--- Excerpted data ---
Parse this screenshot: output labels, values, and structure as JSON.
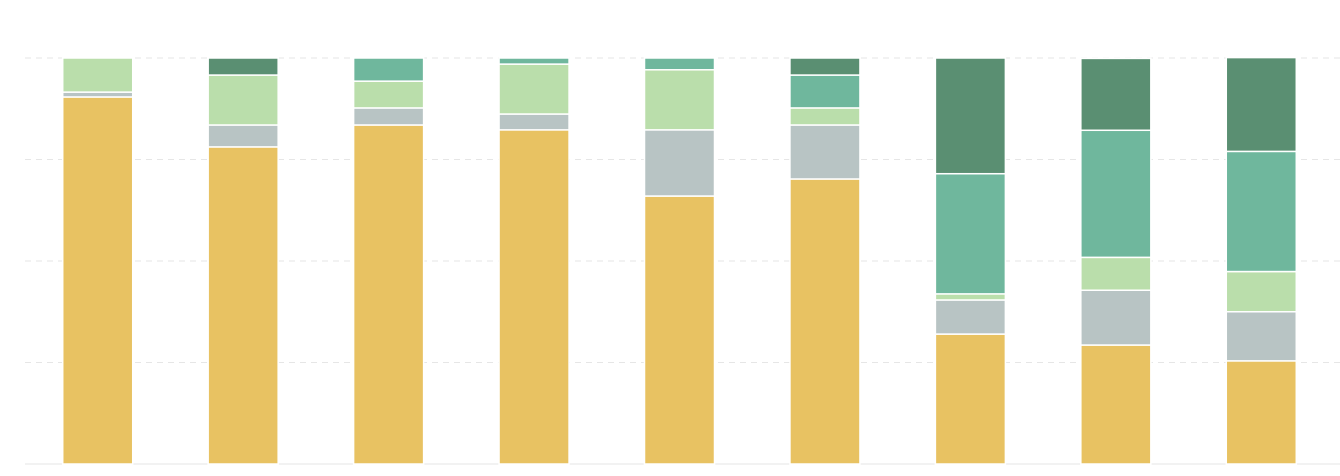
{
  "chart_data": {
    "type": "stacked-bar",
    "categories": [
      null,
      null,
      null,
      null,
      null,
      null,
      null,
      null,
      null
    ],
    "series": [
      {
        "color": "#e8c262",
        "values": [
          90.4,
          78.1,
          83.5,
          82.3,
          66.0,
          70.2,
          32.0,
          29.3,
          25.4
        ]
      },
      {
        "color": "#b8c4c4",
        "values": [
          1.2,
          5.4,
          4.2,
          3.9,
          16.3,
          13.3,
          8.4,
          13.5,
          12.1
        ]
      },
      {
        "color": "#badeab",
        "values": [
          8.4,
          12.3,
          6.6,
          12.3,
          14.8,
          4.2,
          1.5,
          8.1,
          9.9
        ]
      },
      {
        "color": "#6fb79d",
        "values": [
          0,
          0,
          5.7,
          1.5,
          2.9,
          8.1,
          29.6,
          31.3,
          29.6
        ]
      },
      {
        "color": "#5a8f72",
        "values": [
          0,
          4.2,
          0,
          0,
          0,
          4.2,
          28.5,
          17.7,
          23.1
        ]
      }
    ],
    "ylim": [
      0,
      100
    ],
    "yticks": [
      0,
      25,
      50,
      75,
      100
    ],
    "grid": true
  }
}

--- Exercise prompt ---
Find the lines holding "color" and list every one.

--- Solution to the problem ---
        "color": "#e8c262",
        "color": "#b8c4c4",
        "color": "#badeab",
        "color": "#6fb79d",
        "color": "#5a8f72",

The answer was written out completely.